### WRITTEN EXERCISE
Copy the records below exactly, leaving out every picture.

### DATA FOR PROCESSING
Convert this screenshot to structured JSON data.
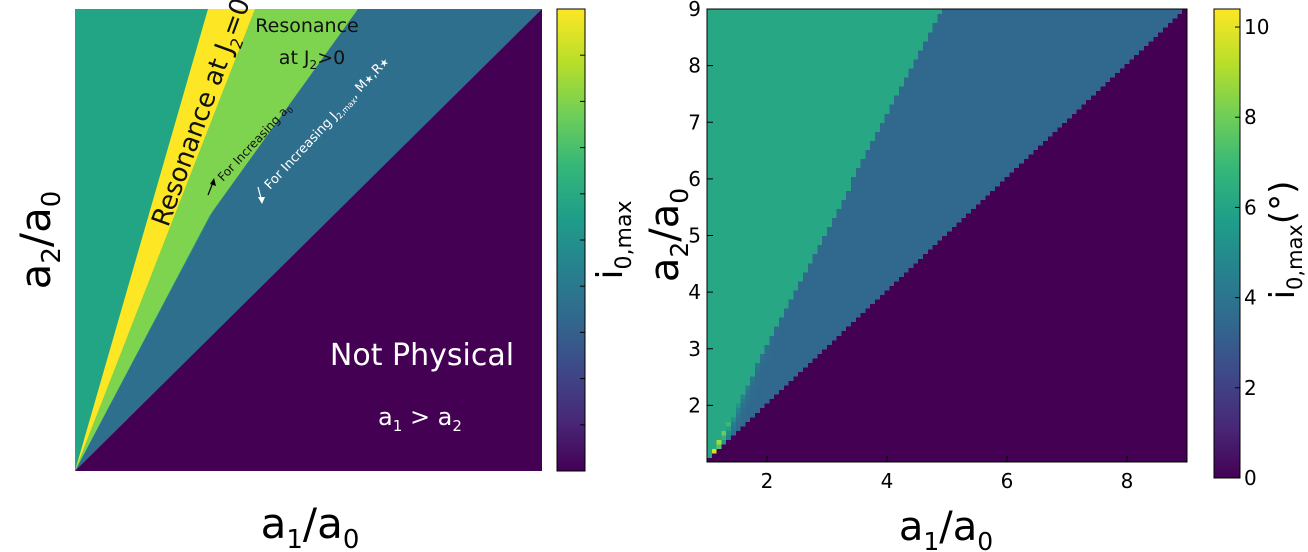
{
  "colors": {
    "viridis": [
      "#440154",
      "#482878",
      "#3e4989",
      "#31688e",
      "#26828e",
      "#1f9e89",
      "#35b779",
      "#6ece58",
      "#b5de2b",
      "#fde725"
    ],
    "not_physical": "#440154",
    "blue_region": "#2f6f8e",
    "teal_region": "#21a585",
    "green_region": "#7ed34f",
    "yellow_region": "#fde725"
  },
  "chart_data": [
    {
      "type": "diagram",
      "xlabel_main": "a",
      "xlabel_sub1": "1",
      "xlabel_mid": "/a",
      "xlabel_sub2": "0",
      "ylabel_main": "a",
      "ylabel_sub1": "2",
      "ylabel_mid": "/a",
      "ylabel_sub2": "0",
      "regions": {
        "not_physical_title": "Not Physical",
        "not_physical_cond_a": "a",
        "not_physical_cond_sub1": "1",
        "not_physical_cond_gt": " > a",
        "not_physical_cond_sub2": "2",
        "resonance_j2_zero_main": "Resonance at J",
        "resonance_j2_zero_sub": "2",
        "resonance_j2_zero_tail": "=0",
        "resonance_j2_pos_line1": "Resonance",
        "resonance_j2_pos_line2_main": "at J",
        "resonance_j2_pos_line2_sub": "2",
        "resonance_j2_pos_line2_tail": ">0"
      },
      "arrows": {
        "increase_a0_main": "For Increasing a",
        "increase_a0_sub": "0",
        "increase_j2_main": "For Increasing J",
        "increase_j2_sub": "2,max",
        "increase_j2_tail": ", M",
        "increase_j2_star1": "★",
        "increase_j2_r": ",R",
        "increase_j2_star2": "★"
      },
      "colorbar": {
        "label_main": "i",
        "label_sub": "0,max"
      }
    },
    {
      "type": "heatmap",
      "xlabel_main": "a",
      "xlabel_sub1": "1",
      "xlabel_mid": "/a",
      "xlabel_sub2": "0",
      "ylabel_main": "a",
      "ylabel_sub1": "2",
      "ylabel_mid": "/a",
      "ylabel_sub2": "0",
      "xlim": [
        1,
        9
      ],
      "ylim": [
        1,
        9
      ],
      "xticks": [
        2,
        4,
        6,
        8
      ],
      "yticks": [
        2,
        3,
        4,
        5,
        6,
        7,
        8,
        9
      ],
      "colorbar": {
        "label_main": "i",
        "label_sub": "0,max",
        "label_tail": "(°)",
        "range": [
          0,
          10.4
        ],
        "ticks": [
          0,
          2,
          4,
          6,
          8,
          10
        ]
      }
    }
  ]
}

### WORKED SOLUTION
Convert this screenshot to structured JSON data.
{
  "colors": {
    "viridis": [
      "#440154",
      "#482878",
      "#3e4989",
      "#31688e",
      "#26828e",
      "#1f9e89",
      "#35b779",
      "#6ece58",
      "#b5de2b",
      "#fde725"
    ],
    "not_physical": "#440154",
    "blue_region": "#2f6f8e",
    "teal_region": "#21a585",
    "green_region": "#7ed34f",
    "yellow_region": "#fde725"
  },
  "chart_data": [
    {
      "type": "diagram",
      "xlabel_main": "a",
      "xlabel_sub1": "1",
      "xlabel_mid": "/a",
      "xlabel_sub2": "0",
      "ylabel_main": "a",
      "ylabel_sub1": "2",
      "ylabel_mid": "/a",
      "ylabel_sub2": "0",
      "regions": {
        "not_physical_title": "Not Physical",
        "not_physical_cond_a": "a",
        "not_physical_cond_sub1": "1",
        "not_physical_cond_gt": " > a",
        "not_physical_cond_sub2": "2",
        "resonance_j2_zero_main": "Resonance at J",
        "resonance_j2_zero_sub": "2",
        "resonance_j2_zero_tail": "=0",
        "resonance_j2_pos_line1": "Resonance",
        "resonance_j2_pos_line2_main": "at J",
        "resonance_j2_pos_line2_sub": "2",
        "resonance_j2_pos_line2_tail": ">0"
      },
      "arrows": {
        "increase_a0_main": "For Increasing a",
        "increase_a0_sub": "0",
        "increase_j2_main": "For Increasing J",
        "increase_j2_sub": "2,max",
        "increase_j2_tail": ", M",
        "increase_j2_star1": "★",
        "increase_j2_r": ",R",
        "increase_j2_star2": "★"
      },
      "colorbar": {
        "label_main": "i",
        "label_sub": "0,max"
      }
    },
    {
      "type": "heatmap",
      "xlabel_main": "a",
      "xlabel_sub1": "1",
      "xlabel_mid": "/a",
      "xlabel_sub2": "0",
      "ylabel_main": "a",
      "ylabel_sub1": "2",
      "ylabel_mid": "/a",
      "ylabel_sub2": "0",
      "xlim": [
        1,
        9
      ],
      "ylim": [
        1,
        9
      ],
      "xticks": [
        2,
        4,
        6,
        8
      ],
      "yticks": [
        2,
        3,
        4,
        5,
        6,
        7,
        8,
        9
      ],
      "colorbar": {
        "label_main": "i",
        "label_sub": "0,max",
        "label_tail": "(°)",
        "range": [
          0,
          10.4
        ],
        "ticks": [
          0,
          2,
          4,
          6,
          8,
          10
        ]
      }
    }
  ]
}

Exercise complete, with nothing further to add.